*УКАЗАНИЕ:* Перепишите материал от самого начала до строки с «building-d003: D003 xyxy=(860,1288,964,1404)» включительно, подставив «coffee-table» вместо «bistro-table». Всё прочее оставьте без изменений.

*ИСХОДНЫЕ ДАННЫЕ:*

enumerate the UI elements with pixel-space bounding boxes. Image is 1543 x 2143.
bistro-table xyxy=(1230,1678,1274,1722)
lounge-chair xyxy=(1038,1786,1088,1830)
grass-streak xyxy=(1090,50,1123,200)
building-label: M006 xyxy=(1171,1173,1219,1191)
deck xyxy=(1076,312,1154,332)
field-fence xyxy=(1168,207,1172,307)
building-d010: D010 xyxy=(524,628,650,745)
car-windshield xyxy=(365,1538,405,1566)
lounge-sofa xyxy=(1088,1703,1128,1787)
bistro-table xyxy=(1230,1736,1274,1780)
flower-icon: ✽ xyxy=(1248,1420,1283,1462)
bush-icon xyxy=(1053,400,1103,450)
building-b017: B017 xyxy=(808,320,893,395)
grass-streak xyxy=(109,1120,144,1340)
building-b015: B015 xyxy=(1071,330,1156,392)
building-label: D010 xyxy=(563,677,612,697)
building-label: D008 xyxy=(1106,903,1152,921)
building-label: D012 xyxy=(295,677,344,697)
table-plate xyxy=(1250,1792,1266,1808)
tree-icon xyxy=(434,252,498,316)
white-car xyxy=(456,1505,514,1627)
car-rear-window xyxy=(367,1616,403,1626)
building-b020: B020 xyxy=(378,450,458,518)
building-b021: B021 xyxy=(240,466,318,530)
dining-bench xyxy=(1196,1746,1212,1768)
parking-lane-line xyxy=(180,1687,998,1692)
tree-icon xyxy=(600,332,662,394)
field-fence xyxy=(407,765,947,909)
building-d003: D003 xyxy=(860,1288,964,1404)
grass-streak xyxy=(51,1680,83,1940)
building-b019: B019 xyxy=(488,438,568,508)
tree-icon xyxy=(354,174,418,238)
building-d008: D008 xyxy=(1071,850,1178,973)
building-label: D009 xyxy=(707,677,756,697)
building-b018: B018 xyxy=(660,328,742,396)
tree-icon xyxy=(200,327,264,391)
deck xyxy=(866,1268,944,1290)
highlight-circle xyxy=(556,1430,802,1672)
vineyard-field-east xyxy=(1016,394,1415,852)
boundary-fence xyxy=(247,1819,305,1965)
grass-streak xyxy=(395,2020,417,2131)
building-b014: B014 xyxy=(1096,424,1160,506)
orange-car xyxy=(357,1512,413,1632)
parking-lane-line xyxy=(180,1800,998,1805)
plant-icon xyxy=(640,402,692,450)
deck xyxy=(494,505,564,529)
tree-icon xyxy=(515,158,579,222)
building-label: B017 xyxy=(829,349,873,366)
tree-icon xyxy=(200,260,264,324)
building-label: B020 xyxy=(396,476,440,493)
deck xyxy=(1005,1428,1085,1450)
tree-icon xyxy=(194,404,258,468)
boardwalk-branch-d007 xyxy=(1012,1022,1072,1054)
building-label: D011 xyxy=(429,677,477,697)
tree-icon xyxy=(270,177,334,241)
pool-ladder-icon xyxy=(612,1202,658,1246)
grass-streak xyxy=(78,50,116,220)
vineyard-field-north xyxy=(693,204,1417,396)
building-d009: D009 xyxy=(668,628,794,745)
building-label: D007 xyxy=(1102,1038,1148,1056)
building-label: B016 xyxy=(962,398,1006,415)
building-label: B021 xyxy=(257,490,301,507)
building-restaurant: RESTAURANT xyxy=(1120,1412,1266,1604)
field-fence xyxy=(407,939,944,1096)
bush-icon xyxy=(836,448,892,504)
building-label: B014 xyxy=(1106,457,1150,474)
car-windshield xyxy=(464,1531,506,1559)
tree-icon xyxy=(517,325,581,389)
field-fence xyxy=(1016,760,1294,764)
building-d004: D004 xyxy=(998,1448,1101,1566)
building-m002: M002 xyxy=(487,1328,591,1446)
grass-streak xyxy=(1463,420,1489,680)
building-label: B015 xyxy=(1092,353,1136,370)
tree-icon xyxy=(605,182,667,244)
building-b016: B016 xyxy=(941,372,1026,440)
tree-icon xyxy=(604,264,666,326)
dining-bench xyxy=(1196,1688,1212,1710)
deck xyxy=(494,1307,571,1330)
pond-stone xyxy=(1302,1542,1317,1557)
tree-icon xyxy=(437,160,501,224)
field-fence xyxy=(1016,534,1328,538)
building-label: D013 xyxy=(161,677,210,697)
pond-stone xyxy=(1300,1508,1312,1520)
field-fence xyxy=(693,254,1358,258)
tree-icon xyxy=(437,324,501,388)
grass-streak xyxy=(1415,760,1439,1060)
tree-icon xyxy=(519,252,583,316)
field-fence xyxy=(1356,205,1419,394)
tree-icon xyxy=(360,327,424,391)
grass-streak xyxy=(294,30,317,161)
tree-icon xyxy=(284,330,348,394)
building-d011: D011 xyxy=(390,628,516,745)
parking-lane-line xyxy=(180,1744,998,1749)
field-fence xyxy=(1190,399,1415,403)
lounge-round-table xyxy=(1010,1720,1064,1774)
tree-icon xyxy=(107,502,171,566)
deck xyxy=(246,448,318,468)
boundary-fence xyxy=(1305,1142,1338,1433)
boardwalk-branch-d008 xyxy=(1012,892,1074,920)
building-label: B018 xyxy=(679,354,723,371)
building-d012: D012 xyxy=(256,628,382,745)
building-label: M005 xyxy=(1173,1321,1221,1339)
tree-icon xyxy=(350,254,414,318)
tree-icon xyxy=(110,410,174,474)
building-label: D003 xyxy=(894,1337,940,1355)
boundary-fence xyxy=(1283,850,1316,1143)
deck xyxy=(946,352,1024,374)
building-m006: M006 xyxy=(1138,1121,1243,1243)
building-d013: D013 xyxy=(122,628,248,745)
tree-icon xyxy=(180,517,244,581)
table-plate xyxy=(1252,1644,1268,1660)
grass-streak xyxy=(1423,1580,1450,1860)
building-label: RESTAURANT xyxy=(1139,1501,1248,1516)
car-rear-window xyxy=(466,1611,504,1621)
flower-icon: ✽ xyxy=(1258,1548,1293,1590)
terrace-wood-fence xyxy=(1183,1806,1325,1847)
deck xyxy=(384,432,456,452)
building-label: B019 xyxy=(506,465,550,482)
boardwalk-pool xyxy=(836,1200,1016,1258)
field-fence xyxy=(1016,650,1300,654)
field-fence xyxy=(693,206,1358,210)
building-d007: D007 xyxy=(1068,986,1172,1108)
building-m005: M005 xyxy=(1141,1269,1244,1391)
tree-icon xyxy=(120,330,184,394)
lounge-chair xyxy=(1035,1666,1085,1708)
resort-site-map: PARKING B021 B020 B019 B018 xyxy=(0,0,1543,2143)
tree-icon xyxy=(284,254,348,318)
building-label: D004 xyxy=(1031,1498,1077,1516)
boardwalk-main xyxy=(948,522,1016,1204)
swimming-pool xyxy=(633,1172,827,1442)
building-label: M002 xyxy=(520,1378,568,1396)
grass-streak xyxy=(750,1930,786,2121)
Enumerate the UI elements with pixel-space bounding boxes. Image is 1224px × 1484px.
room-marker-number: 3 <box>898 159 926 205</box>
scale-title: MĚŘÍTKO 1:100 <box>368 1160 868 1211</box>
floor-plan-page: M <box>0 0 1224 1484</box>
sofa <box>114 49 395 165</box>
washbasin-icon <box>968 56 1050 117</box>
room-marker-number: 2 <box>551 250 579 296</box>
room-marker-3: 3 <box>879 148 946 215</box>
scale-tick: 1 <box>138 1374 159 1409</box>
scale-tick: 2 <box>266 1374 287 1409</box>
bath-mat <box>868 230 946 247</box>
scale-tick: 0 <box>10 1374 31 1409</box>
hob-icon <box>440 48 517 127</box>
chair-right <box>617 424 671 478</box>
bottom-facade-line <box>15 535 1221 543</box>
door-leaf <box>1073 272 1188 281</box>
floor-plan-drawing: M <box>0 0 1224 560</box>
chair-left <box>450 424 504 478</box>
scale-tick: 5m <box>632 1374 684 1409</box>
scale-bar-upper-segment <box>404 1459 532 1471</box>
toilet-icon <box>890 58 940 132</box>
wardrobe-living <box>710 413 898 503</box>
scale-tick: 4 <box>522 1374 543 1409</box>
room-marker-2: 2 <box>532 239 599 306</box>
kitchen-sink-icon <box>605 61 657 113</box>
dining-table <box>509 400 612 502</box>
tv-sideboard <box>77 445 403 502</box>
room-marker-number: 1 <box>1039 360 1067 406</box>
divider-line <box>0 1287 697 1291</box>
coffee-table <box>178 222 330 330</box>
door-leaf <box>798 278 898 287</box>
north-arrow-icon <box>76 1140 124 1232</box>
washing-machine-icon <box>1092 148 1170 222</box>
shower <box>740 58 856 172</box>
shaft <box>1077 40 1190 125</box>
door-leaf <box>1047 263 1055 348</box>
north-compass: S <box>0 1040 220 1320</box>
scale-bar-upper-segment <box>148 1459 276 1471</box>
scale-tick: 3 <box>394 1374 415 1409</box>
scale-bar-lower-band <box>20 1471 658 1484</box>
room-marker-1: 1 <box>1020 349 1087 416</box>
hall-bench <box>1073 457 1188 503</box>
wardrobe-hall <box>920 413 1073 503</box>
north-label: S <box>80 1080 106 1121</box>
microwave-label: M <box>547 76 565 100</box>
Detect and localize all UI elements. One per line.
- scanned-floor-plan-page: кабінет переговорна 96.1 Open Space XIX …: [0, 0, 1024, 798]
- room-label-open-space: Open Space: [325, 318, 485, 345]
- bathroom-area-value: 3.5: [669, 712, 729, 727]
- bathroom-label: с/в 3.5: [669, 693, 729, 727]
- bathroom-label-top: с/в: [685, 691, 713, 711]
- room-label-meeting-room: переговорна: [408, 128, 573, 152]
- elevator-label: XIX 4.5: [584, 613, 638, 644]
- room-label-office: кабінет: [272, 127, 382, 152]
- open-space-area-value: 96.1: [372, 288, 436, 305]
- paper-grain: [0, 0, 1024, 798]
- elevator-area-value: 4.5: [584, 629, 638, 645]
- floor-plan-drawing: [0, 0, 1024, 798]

*РЕШЕНИЕ ЗАДАЧИ:*
enumerate the UI elements with pixel-space bounding boxes. Image is 1543 x 2143.
coffee-table xyxy=(1230,1678,1274,1722)
lounge-chair xyxy=(1038,1786,1088,1830)
grass-streak xyxy=(1090,50,1123,200)
building-label: M006 xyxy=(1171,1173,1219,1191)
deck xyxy=(1076,312,1154,332)
field-fence xyxy=(1168,207,1172,307)
building-d010: D010 xyxy=(524,628,650,745)
car-windshield xyxy=(365,1538,405,1566)
lounge-sofa xyxy=(1088,1703,1128,1787)
coffee-table xyxy=(1230,1736,1274,1780)
flower-icon: ✽ xyxy=(1248,1420,1283,1462)
bush-icon xyxy=(1053,400,1103,450)
building-b017: B017 xyxy=(808,320,893,395)
grass-streak xyxy=(109,1120,144,1340)
building-b015: B015 xyxy=(1071,330,1156,392)
building-label: D010 xyxy=(563,677,612,697)
building-label: D008 xyxy=(1106,903,1152,921)
building-label: D012 xyxy=(295,677,344,697)
table-plate xyxy=(1250,1792,1266,1808)
tree-icon xyxy=(434,252,498,316)
white-car xyxy=(456,1505,514,1627)
car-rear-window xyxy=(367,1616,403,1626)
building-b020: B020 xyxy=(378,450,458,518)
building-b021: B021 xyxy=(240,466,318,530)
dining-bench xyxy=(1196,1746,1212,1768)
parking-lane-line xyxy=(180,1687,998,1692)
tree-icon xyxy=(600,332,662,394)
field-fence xyxy=(407,765,947,909)
building-d003: D003 xyxy=(860,1288,964,1404)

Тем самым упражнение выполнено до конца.